THE PROBLEM
Give the listing again exactly, omitting its images.

THE DATA
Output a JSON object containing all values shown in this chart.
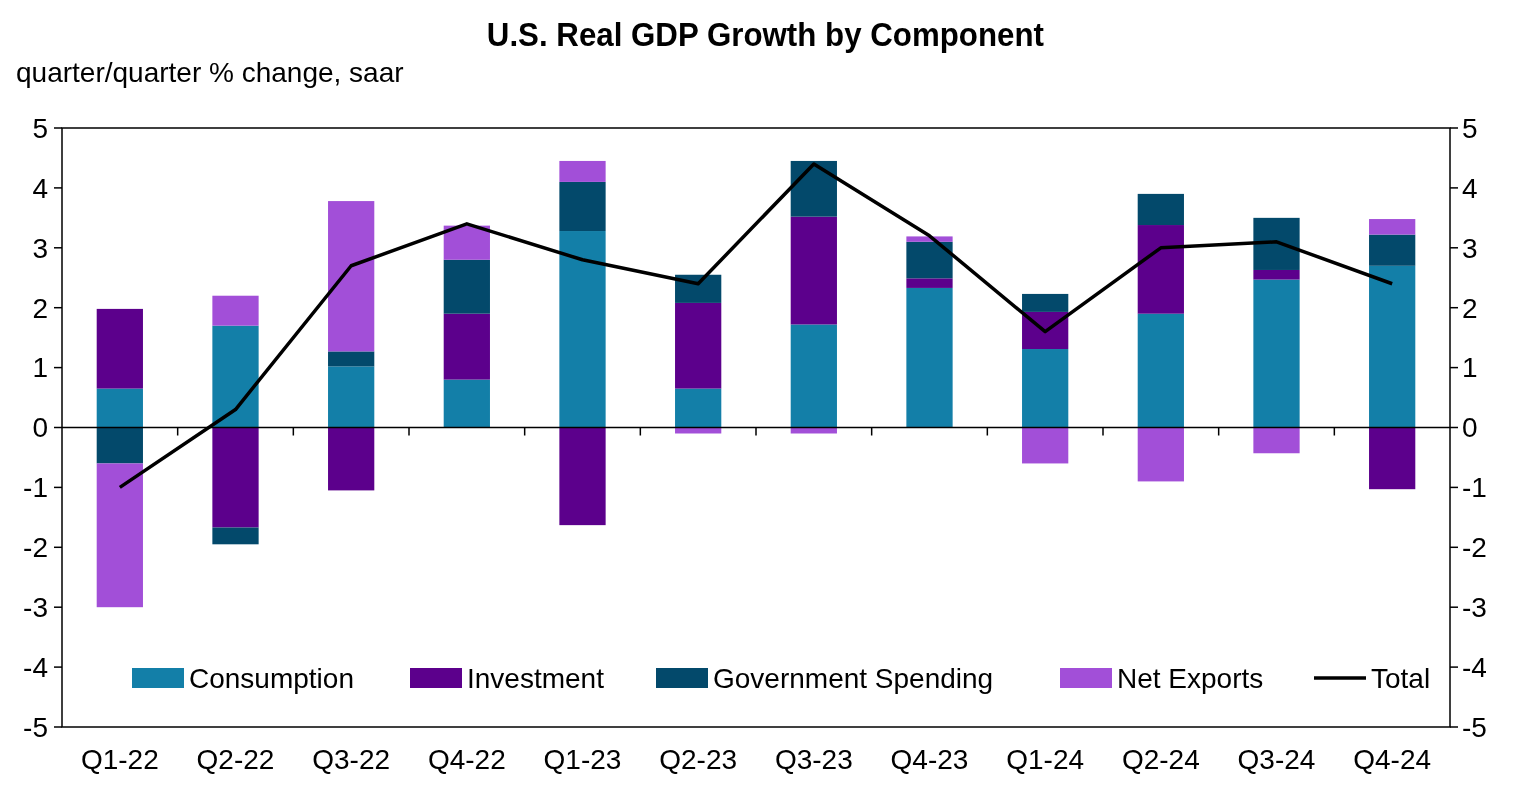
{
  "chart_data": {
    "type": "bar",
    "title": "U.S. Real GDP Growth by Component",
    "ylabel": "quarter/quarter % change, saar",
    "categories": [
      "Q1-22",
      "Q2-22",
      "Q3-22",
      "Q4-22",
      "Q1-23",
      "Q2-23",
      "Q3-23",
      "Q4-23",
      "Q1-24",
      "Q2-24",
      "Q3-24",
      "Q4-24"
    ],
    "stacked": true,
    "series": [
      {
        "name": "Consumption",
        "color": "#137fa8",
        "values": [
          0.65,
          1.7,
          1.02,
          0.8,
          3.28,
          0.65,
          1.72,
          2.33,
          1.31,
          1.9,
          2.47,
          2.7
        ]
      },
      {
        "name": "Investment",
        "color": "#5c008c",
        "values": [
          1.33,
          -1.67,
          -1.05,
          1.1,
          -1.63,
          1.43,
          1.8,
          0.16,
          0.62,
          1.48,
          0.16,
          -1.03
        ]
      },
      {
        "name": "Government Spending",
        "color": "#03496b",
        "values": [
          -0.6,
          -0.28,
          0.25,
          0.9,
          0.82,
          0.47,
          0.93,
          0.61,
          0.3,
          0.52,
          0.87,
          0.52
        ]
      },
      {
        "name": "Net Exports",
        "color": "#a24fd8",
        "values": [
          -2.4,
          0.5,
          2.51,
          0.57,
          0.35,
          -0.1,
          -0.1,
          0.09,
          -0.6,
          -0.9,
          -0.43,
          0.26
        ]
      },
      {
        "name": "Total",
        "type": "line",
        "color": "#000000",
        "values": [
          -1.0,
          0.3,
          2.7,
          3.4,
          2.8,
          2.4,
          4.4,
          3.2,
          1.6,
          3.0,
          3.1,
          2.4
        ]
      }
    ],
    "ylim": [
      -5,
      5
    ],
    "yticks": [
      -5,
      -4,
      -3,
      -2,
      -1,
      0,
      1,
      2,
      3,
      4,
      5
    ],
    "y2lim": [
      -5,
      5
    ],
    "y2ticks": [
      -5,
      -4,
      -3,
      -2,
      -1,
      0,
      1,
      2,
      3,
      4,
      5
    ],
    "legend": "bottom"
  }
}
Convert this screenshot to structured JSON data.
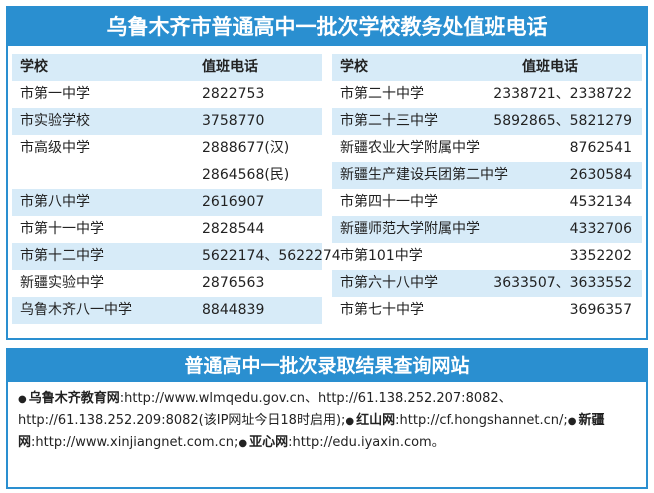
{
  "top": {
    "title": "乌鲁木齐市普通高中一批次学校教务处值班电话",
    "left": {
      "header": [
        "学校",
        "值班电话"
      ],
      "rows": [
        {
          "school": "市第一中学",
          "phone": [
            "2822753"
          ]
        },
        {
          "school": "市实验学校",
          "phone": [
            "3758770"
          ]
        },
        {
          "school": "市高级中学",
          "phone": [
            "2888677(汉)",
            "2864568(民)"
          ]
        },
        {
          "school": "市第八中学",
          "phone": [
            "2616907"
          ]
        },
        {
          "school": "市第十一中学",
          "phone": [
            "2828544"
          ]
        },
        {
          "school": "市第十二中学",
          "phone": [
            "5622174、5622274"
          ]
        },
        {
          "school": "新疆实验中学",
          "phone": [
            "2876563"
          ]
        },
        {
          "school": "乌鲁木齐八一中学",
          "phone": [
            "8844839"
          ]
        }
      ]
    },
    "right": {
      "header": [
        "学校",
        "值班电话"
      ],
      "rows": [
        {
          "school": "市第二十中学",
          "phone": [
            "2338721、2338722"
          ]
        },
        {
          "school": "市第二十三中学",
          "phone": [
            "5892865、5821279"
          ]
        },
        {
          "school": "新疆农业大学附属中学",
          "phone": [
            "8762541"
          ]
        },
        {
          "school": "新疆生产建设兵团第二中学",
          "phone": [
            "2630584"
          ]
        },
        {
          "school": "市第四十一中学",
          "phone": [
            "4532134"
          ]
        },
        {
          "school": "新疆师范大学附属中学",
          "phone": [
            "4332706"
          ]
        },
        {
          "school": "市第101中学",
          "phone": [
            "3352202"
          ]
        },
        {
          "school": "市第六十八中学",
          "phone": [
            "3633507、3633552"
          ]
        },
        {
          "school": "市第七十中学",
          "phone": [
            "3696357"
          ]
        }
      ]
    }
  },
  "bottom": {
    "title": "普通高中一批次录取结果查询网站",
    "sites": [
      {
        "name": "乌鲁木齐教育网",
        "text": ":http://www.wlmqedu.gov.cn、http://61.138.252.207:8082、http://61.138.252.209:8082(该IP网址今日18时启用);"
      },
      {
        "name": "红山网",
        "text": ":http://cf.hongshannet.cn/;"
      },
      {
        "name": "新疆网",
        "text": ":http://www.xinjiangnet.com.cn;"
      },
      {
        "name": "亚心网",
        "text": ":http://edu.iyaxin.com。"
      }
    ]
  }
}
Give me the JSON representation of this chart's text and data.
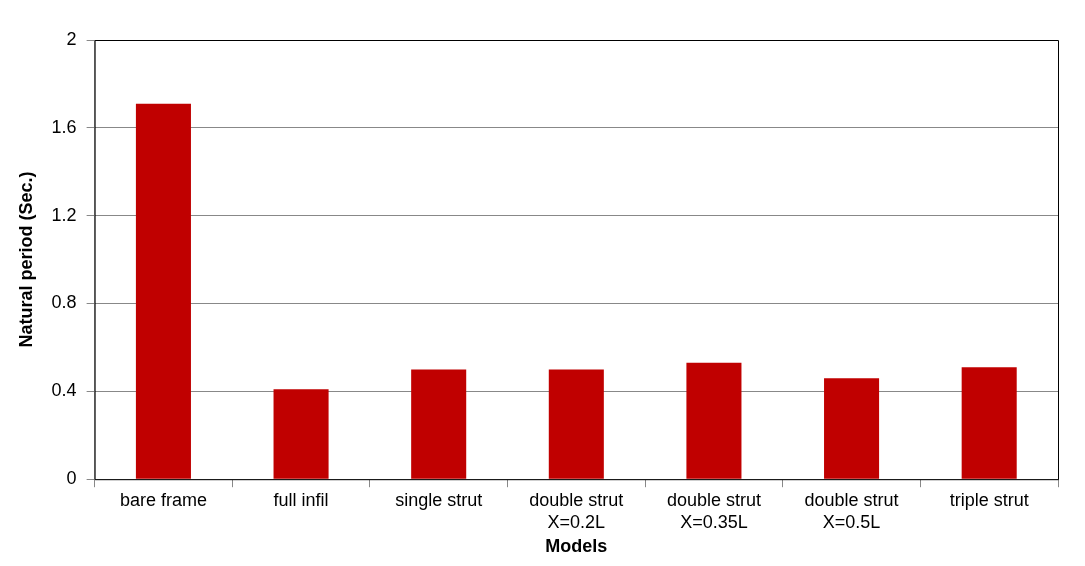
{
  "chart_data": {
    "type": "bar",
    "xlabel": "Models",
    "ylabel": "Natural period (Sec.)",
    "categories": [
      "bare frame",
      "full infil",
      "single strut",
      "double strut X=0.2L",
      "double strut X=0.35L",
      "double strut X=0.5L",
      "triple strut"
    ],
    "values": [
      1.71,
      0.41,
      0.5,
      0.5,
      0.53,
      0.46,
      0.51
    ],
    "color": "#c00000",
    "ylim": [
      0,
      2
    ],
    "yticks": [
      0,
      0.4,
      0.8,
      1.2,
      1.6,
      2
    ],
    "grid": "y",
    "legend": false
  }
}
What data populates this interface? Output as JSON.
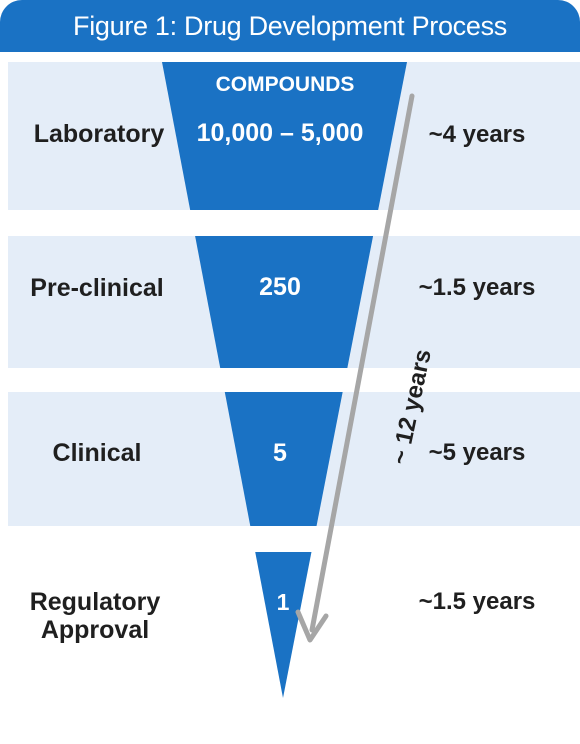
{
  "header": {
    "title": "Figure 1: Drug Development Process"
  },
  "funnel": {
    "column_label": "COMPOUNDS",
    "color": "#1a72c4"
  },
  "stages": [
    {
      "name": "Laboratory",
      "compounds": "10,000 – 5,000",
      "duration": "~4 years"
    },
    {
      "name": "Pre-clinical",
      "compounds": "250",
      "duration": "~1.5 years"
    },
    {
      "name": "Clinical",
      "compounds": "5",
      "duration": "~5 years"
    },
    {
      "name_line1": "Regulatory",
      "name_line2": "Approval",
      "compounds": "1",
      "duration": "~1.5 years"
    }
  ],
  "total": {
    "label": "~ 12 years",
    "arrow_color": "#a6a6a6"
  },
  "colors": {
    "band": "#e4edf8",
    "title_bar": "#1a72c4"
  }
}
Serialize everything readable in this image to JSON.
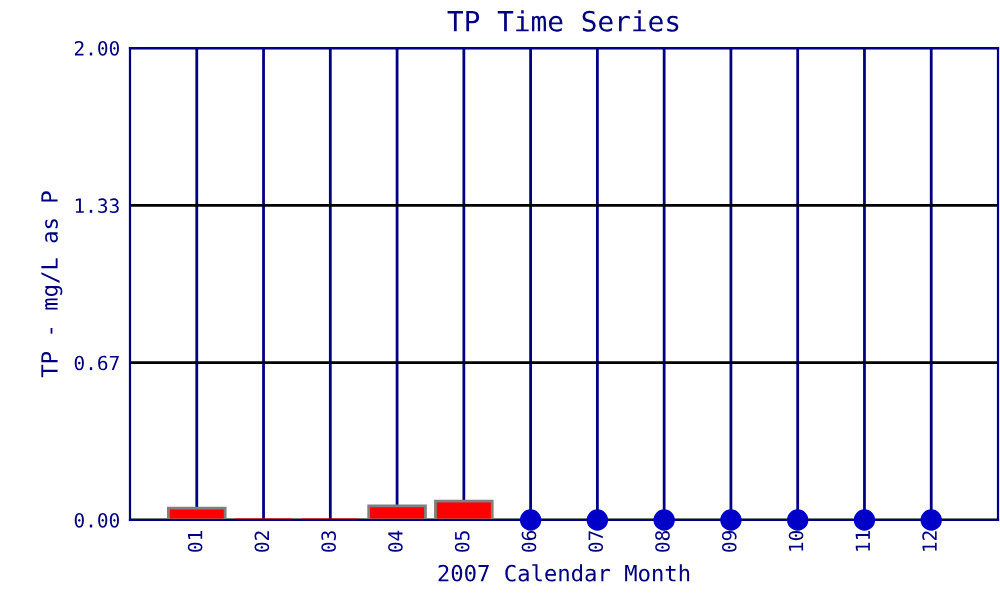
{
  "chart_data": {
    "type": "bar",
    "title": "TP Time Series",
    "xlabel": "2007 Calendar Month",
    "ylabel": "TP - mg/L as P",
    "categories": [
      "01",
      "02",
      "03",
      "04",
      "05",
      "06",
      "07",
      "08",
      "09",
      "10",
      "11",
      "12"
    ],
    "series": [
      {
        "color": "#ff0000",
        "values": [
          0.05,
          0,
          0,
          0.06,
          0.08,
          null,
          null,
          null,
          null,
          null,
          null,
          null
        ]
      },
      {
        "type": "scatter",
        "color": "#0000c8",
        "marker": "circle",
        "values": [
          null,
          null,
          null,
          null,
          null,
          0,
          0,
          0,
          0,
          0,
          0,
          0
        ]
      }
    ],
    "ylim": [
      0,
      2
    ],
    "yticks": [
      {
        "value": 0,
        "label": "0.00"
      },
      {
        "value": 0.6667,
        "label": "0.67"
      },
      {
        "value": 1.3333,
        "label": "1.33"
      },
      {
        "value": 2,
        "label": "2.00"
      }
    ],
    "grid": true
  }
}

TASK OUTPUT
Output a JSON object containing all values shown in this chart.
{
  "chart_data": {
    "type": "bar",
    "title": "U.S. Real GDP Growth by Component",
    "ylabel": "quarter/quarter % change, saar",
    "categories": [
      "Q1-22",
      "Q2-22",
      "Q3-22",
      "Q4-22",
      "Q1-23",
      "Q2-23",
      "Q3-23",
      "Q4-23",
      "Q1-24",
      "Q2-24",
      "Q3-24",
      "Q4-24"
    ],
    "stacked": true,
    "series": [
      {
        "name": "Consumption",
        "color": "#137fa8",
        "values": [
          0.65,
          1.7,
          1.02,
          0.8,
          3.28,
          0.65,
          1.72,
          2.33,
          1.31,
          1.9,
          2.47,
          2.7
        ]
      },
      {
        "name": "Investment",
        "color": "#5c008c",
        "values": [
          1.33,
          -1.67,
          -1.05,
          1.1,
          -1.63,
          1.43,
          1.8,
          0.16,
          0.62,
          1.48,
          0.16,
          -1.03
        ]
      },
      {
        "name": "Government Spending",
        "color": "#03496b",
        "values": [
          -0.6,
          -0.28,
          0.25,
          0.9,
          0.82,
          0.47,
          0.93,
          0.61,
          0.3,
          0.52,
          0.87,
          0.52
        ]
      },
      {
        "name": "Net Exports",
        "color": "#a24fd8",
        "values": [
          -2.4,
          0.5,
          2.51,
          0.57,
          0.35,
          -0.1,
          -0.1,
          0.09,
          -0.6,
          -0.9,
          -0.43,
          0.26
        ]
      },
      {
        "name": "Total",
        "type": "line",
        "color": "#000000",
        "values": [
          -1.0,
          0.3,
          2.7,
          3.4,
          2.8,
          2.4,
          4.4,
          3.2,
          1.6,
          3.0,
          3.1,
          2.4
        ]
      }
    ],
    "ylim": [
      -5,
      5
    ],
    "yticks": [
      -5,
      -4,
      -3,
      -2,
      -1,
      0,
      1,
      2,
      3,
      4,
      5
    ],
    "y2lim": [
      -5,
      5
    ],
    "y2ticks": [
      -5,
      -4,
      -3,
      -2,
      -1,
      0,
      1,
      2,
      3,
      4,
      5
    ],
    "legend": "bottom"
  }
}
Convert this screenshot to structured JSON data.
{
  "top": {
    "title": "乌鲁木齐市普通高中一批次学校教务处值班电话",
    "left": {
      "header": [
        "学校",
        "值班电话"
      ],
      "rows": [
        {
          "school": "市第一中学",
          "phone": [
            "2822753"
          ]
        },
        {
          "school": "市实验学校",
          "phone": [
            "3758770"
          ]
        },
        {
          "school": "市高级中学",
          "phone": [
            "2888677(汉)",
            "2864568(民)"
          ]
        },
        {
          "school": "市第八中学",
          "phone": [
            "2616907"
          ]
        },
        {
          "school": "市第十一中学",
          "phone": [
            "2828544"
          ]
        },
        {
          "school": "市第十二中学",
          "phone": [
            "5622174、5622274"
          ]
        },
        {
          "school": "新疆实验中学",
          "phone": [
            "2876563"
          ]
        },
        {
          "school": "乌鲁木齐八一中学",
          "phone": [
            "8844839"
          ]
        }
      ]
    },
    "right": {
      "header": [
        "学校",
        "值班电话"
      ],
      "rows": [
        {
          "school": "市第二十中学",
          "phone": [
            "2338721、2338722"
          ]
        },
        {
          "school": "市第二十三中学",
          "phone": [
            "5892865、5821279"
          ]
        },
        {
          "school": "新疆农业大学附属中学",
          "phone": [
            "8762541"
          ]
        },
        {
          "school": "新疆生产建设兵团第二中学",
          "phone": [
            "2630584"
          ]
        },
        {
          "school": "市第四十一中学",
          "phone": [
            "4532134"
          ]
        },
        {
          "school": "新疆师范大学附属中学",
          "phone": [
            "4332706"
          ]
        },
        {
          "school": "市第101中学",
          "phone": [
            "3352202"
          ]
        },
        {
          "school": "市第六十八中学",
          "phone": [
            "3633507、3633552"
          ]
        },
        {
          "school": "市第七十中学",
          "phone": [
            "3696357"
          ]
        }
      ]
    }
  },
  "bottom": {
    "title": "普通高中一批次录取结果查询网站",
    "sites": [
      {
        "name": "乌鲁木齐教育网",
        "text": ":http://www.wlmqedu.gov.cn、http://61.138.252.207:8082、http://61.138.252.209:8082(该IP网址今日18时启用);"
      },
      {
        "name": "红山网",
        "text": ":http://cf.hongshannet.cn/;"
      },
      {
        "name": "新疆网",
        "text": ":http://www.xinjiangnet.com.cn;"
      },
      {
        "name": "亚心网",
        "text": ":http://edu.iyaxin.com。"
      }
    ]
  }
}
Give me the JSON representation of this chart's text and data.
{
  "chart_data": {
    "type": "bar",
    "xlabel": "Models",
    "ylabel": "Natural period (Sec.)",
    "categories": [
      "bare frame",
      "full infil",
      "single strut",
      "double strut X=0.2L",
      "double strut X=0.35L",
      "double strut X=0.5L",
      "triple strut"
    ],
    "values": [
      1.71,
      0.41,
      0.5,
      0.5,
      0.53,
      0.46,
      0.51
    ],
    "color": "#c00000",
    "ylim": [
      0,
      2
    ],
    "yticks": [
      0,
      0.4,
      0.8,
      1.2,
      1.6,
      2
    ],
    "grid": "y",
    "legend": false
  }
}
What data populates this interface? Output as JSON.
{
  "header": {
    "title": "Figure 1: Drug Development Process"
  },
  "funnel": {
    "column_label": "COMPOUNDS",
    "color": "#1a72c4"
  },
  "stages": [
    {
      "name": "Laboratory",
      "compounds": "10,000 – 5,000",
      "duration": "~4 years"
    },
    {
      "name": "Pre-clinical",
      "compounds": "250",
      "duration": "~1.5 years"
    },
    {
      "name": "Clinical",
      "compounds": "5",
      "duration": "~5 years"
    },
    {
      "name_line1": "Regulatory",
      "name_line2": "Approval",
      "compounds": "1",
      "duration": "~1.5 years"
    }
  ],
  "total": {
    "label": "~ 12 years",
    "arrow_color": "#a6a6a6"
  },
  "colors": {
    "band": "#e4edf8",
    "title_bar": "#1a72c4"
  }
}
Serialize everything readable in this image to JSON.
{
  "chart_data": {
    "type": "bar",
    "title": "TP Time Series",
    "xlabel": "2007 Calendar Month",
    "ylabel": "TP - mg/L as P",
    "categories": [
      "01",
      "02",
      "03",
      "04",
      "05",
      "06",
      "07",
      "08",
      "09",
      "10",
      "11",
      "12"
    ],
    "series": [
      {
        "color": "#ff0000",
        "values": [
          0.05,
          0,
          0,
          0.06,
          0.08,
          null,
          null,
          null,
          null,
          null,
          null,
          null
        ]
      },
      {
        "type": "scatter",
        "color": "#0000c8",
        "marker": "circle",
        "values": [
          null,
          null,
          null,
          null,
          null,
          0,
          0,
          0,
          0,
          0,
          0,
          0
        ]
      }
    ],
    "ylim": [
      0,
      2
    ],
    "yticks": [
      {
        "value": 0,
        "label": "0.00"
      },
      {
        "value": 0.6667,
        "label": "0.67"
      },
      {
        "value": 1.3333,
        "label": "1.33"
      },
      {
        "value": 2,
        "label": "2.00"
      }
    ],
    "grid": true
  }
}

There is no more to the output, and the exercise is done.